== Problem details ==
Produce a verbatim copy of the entries listed below.

Dataset items
◆ ◆ ◆
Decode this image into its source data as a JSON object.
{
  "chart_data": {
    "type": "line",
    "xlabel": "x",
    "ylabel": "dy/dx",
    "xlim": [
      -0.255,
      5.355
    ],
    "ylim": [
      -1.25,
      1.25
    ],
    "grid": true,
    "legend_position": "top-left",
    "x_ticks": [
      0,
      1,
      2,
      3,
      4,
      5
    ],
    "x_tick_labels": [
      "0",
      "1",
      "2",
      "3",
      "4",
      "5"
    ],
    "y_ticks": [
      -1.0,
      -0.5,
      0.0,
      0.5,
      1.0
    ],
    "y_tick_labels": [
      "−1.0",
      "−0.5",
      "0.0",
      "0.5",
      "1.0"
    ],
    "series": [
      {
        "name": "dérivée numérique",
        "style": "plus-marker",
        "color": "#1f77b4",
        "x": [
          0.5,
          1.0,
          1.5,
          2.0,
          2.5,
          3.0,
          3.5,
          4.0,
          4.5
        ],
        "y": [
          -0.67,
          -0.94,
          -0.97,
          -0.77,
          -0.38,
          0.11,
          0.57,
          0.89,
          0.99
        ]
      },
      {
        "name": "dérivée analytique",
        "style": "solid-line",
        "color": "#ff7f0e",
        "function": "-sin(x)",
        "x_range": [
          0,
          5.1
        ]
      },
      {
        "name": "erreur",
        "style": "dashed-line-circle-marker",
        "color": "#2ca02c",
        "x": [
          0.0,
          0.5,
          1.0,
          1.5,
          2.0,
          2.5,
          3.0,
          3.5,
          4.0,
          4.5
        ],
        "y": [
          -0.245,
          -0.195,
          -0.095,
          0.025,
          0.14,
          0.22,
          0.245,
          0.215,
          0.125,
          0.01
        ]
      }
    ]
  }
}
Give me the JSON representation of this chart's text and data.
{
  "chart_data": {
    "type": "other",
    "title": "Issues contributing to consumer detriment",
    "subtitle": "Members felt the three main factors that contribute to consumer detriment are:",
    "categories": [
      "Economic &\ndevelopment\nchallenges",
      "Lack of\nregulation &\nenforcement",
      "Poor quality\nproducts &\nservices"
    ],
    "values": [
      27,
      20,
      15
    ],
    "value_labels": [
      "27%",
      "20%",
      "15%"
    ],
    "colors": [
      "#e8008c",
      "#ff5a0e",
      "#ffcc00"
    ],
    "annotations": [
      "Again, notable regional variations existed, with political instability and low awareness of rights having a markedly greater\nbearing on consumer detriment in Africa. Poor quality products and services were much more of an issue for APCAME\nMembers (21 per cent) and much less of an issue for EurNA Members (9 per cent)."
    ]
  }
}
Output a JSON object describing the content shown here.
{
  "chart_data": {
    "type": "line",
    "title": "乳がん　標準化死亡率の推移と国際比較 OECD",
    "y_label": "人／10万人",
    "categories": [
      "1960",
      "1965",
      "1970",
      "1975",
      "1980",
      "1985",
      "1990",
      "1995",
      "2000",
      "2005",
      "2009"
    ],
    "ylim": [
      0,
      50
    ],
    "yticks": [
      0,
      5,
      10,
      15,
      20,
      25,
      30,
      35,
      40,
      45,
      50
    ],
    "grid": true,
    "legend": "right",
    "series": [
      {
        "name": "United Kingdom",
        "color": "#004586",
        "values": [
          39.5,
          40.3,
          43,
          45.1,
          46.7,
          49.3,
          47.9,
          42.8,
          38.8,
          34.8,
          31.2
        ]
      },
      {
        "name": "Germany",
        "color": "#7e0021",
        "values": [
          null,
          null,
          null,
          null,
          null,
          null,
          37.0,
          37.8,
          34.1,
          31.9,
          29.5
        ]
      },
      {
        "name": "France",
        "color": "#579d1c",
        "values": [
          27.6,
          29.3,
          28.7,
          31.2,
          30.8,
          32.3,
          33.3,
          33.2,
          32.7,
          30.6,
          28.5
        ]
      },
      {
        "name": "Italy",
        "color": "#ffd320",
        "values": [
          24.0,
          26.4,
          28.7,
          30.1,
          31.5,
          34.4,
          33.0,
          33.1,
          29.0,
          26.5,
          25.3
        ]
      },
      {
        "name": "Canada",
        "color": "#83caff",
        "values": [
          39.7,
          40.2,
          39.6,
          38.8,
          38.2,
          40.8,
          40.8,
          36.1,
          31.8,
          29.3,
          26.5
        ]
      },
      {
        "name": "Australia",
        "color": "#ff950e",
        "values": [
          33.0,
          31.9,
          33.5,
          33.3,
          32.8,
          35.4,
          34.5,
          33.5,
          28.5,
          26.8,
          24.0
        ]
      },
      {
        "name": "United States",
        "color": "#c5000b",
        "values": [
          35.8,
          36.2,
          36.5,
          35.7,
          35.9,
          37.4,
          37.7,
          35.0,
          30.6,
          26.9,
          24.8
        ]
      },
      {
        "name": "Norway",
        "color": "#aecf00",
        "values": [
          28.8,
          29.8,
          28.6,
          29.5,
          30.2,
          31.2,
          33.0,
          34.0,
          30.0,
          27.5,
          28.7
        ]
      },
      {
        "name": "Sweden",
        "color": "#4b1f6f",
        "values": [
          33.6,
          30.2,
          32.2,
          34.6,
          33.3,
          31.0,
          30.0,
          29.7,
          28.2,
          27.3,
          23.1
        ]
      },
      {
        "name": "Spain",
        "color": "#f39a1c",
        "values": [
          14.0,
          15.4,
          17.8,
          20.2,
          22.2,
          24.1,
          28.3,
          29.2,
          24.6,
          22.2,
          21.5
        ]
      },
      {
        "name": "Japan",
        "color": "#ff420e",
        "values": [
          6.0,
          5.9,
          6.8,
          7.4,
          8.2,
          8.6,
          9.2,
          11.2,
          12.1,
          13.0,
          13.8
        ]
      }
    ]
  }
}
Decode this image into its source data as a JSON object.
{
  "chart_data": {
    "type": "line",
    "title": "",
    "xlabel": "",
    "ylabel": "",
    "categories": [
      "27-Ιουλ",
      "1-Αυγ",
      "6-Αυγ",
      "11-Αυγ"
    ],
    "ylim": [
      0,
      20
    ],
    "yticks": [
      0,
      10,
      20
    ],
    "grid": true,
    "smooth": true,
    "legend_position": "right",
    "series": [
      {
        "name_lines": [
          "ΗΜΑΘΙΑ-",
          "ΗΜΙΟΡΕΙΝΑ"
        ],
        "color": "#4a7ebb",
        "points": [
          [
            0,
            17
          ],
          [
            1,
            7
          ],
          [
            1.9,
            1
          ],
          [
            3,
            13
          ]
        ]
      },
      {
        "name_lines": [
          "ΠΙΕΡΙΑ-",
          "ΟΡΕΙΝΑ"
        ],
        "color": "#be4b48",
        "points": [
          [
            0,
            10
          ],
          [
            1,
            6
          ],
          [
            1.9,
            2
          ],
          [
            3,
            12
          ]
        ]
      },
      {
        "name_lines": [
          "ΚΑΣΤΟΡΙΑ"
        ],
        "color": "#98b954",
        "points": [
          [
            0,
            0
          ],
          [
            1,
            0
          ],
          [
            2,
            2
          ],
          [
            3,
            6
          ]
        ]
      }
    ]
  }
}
◆ ◆ ◆
== Result below ==
Decode this image into its source data as a JSON object.
{
  "chart_data": {
    "type": "line",
    "xlabel": "x",
    "ylabel": "dy/dx",
    "xlim": [
      -0.255,
      5.355
    ],
    "ylim": [
      -1.25,
      1.25
    ],
    "grid": true,
    "legend_position": "top-left",
    "x_ticks": [
      0,
      1,
      2,
      3,
      4,
      5
    ],
    "x_tick_labels": [
      "0",
      "1",
      "2",
      "3",
      "4",
      "5"
    ],
    "y_ticks": [
      -1.0,
      -0.5,
      0.0,
      0.5,
      1.0
    ],
    "y_tick_labels": [
      "−1.0",
      "−0.5",
      "0.0",
      "0.5",
      "1.0"
    ],
    "series": [
      {
        "name": "dérivée numérique",
        "style": "plus-marker",
        "color": "#1f77b4",
        "x": [
          0.5,
          1.0,
          1.5,
          2.0,
          2.5,
          3.0,
          3.5,
          4.0,
          4.5
        ],
        "y": [
          -0.67,
          -0.94,
          -0.97,
          -0.77,
          -0.38,
          0.11,
          0.57,
          0.89,
          0.99
        ]
      },
      {
        "name": "dérivée analytique",
        "style": "solid-line",
        "color": "#ff7f0e",
        "function": "-sin(x)",
        "x_range": [
          0,
          5.1
        ]
      },
      {
        "name": "erreur",
        "style": "dashed-line-circle-marker",
        "color": "#2ca02c",
        "x": [
          0.0,
          0.5,
          1.0,
          1.5,
          2.0,
          2.5,
          3.0,
          3.5,
          4.0,
          4.5
        ],
        "y": [
          -0.245,
          -0.195,
          -0.095,
          0.025,
          0.14,
          0.22,
          0.245,
          0.215,
          0.125,
          0.01
        ]
      }
    ]
  }
}
Give me the JSON representation of this chart's text and data.
{
  "chart_data": {
    "type": "other",
    "title": "Issues contributing to consumer detriment",
    "subtitle": "Members felt the three main factors that contribute to consumer detriment are:",
    "categories": [
      "Economic &\ndevelopment\nchallenges",
      "Lack of\nregulation &\nenforcement",
      "Poor quality\nproducts &\nservices"
    ],
    "values": [
      27,
      20,
      15
    ],
    "value_labels": [
      "27%",
      "20%",
      "15%"
    ],
    "colors": [
      "#e8008c",
      "#ff5a0e",
      "#ffcc00"
    ],
    "annotations": [
      "Again, notable regional variations existed, with political instability and low awareness of rights having a markedly greater\nbearing on consumer detriment in Africa. Poor quality products and services were much more of an issue for APCAME\nMembers (21 per cent) and much less of an issue for EurNA Members (9 per cent)."
    ]
  }
}
Output a JSON object describing the content shown here.
{
  "chart_data": {
    "type": "line",
    "title": "乳がん　標準化死亡率の推移と国際比較 OECD",
    "y_label": "人／10万人",
    "categories": [
      "1960",
      "1965",
      "1970",
      "1975",
      "1980",
      "1985",
      "1990",
      "1995",
      "2000",
      "2005",
      "2009"
    ],
    "ylim": [
      0,
      50
    ],
    "yticks": [
      0,
      5,
      10,
      15,
      20,
      25,
      30,
      35,
      40,
      45,
      50
    ],
    "grid": true,
    "legend": "right",
    "series": [
      {
        "name": "United Kingdom",
        "color": "#004586",
        "values": [
          39.5,
          40.3,
          43,
          45.1,
          46.7,
          49.3,
          47.9,
          42.8,
          38.8,
          34.8,
          31.2
        ]
      },
      {
        "name": "Germany",
        "color": "#7e0021",
        "values": [
          null,
          null,
          null,
          null,
          null,
          null,
          37.0,
          37.8,
          34.1,
          31.9,
          29.5
        ]
      },
      {
        "name": "France",
        "color": "#579d1c",
        "values": [
          27.6,
          29.3,
          28.7,
          31.2,
          30.8,
          32.3,
          33.3,
          33.2,
          32.7,
          30.6,
          28.5
        ]
      },
      {
        "name": "Italy",
        "color": "#ffd320",
        "values": [
          24.0,
          26.4,
          28.7,
          30.1,
          31.5,
          34.4,
          33.0,
          33.1,
          29.0,
          26.5,
          25.3
        ]
      },
      {
        "name": "Canada",
        "color": "#83caff",
        "values": [
          39.7,
          40.2,
          39.6,
          38.8,
          38.2,
          40.8,
          40.8,
          36.1,
          31.8,
          29.3,
          26.5
        ]
      },
      {
        "name": "Australia",
        "color": "#ff950e",
        "values": [
          33.0,
          31.9,
          33.5,
          33.3,
          32.8,
          35.4,
          34.5,
          33.5,
          28.5,
          26.8,
          24.0
        ]
      },
      {
        "name": "United States",
        "color": "#c5000b",
        "values": [
          35.8,
          36.2,
          36.5,
          35.7,
          35.9,
          37.4,
          37.7,
          35.0,
          30.6,
          26.9,
          24.8
        ]
      },
      {
        "name": "Norway",
        "color": "#aecf00",
        "values": [
          28.8,
          29.8,
          28.6,
          29.5,
          30.2,
          31.2,
          33.0,
          34.0,
          30.0,
          27.5,
          28.7
        ]
      },
      {
        "name": "Sweden",
        "color": "#4b1f6f",
        "values": [
          33.6,
          30.2,
          32.2,
          34.6,
          33.3,
          31.0,
          30.0,
          29.7,
          28.2,
          27.3,
          23.1
        ]
      },
      {
        "name": "Spain",
        "color": "#f39a1c",
        "values": [
          14.0,
          15.4,
          17.8,
          20.2,
          22.2,
          24.1,
          28.3,
          29.2,
          24.6,
          22.2,
          21.5
        ]
      },
      {
        "name": "Japan",
        "color": "#ff420e",
        "values": [
          6.0,
          5.9,
          6.8,
          7.4,
          8.2,
          8.6,
          9.2,
          11.2,
          12.1,
          13.0,
          13.8
        ]
      }
    ]
  }
}
Decode this image into its source data as a JSON object.
{
  "chart_data": {
    "type": "line",
    "title": "",
    "xlabel": "",
    "ylabel": "",
    "categories": [
      "27-Ιουλ",
      "1-Αυγ",
      "6-Αυγ",
      "11-Αυγ"
    ],
    "ylim": [
      0,
      20
    ],
    "yticks": [
      0,
      10,
      20
    ],
    "grid": true,
    "smooth": true,
    "legend_position": "right",
    "series": [
      {
        "name_lines": [
          "ΗΜΑΘΙΑ-",
          "ΗΜΙΟΡΕΙΝΑ"
        ],
        "color": "#4a7ebb",
        "points": [
          [
            0,
            17
          ],
          [
            1,
            7
          ],
          [
            1.9,
            1
          ],
          [
            3,
            13
          ]
        ]
      },
      {
        "name_lines": [
          "ΠΙΕΡΙΑ-",
          "ΟΡΕΙΝΑ"
        ],
        "color": "#be4b48",
        "points": [
          [
            0,
            10
          ],
          [
            1,
            6
          ],
          [
            1.9,
            2
          ],
          [
            3,
            12
          ]
        ]
      },
      {
        "name_lines": [
          "ΚΑΣΤΟΡΙΑ"
        ],
        "color": "#98b954",
        "points": [
          [
            0,
            0
          ],
          [
            1,
            0
          ],
          [
            2,
            2
          ],
          [
            3,
            6
          ]
        ]
      }
    ]
  }
}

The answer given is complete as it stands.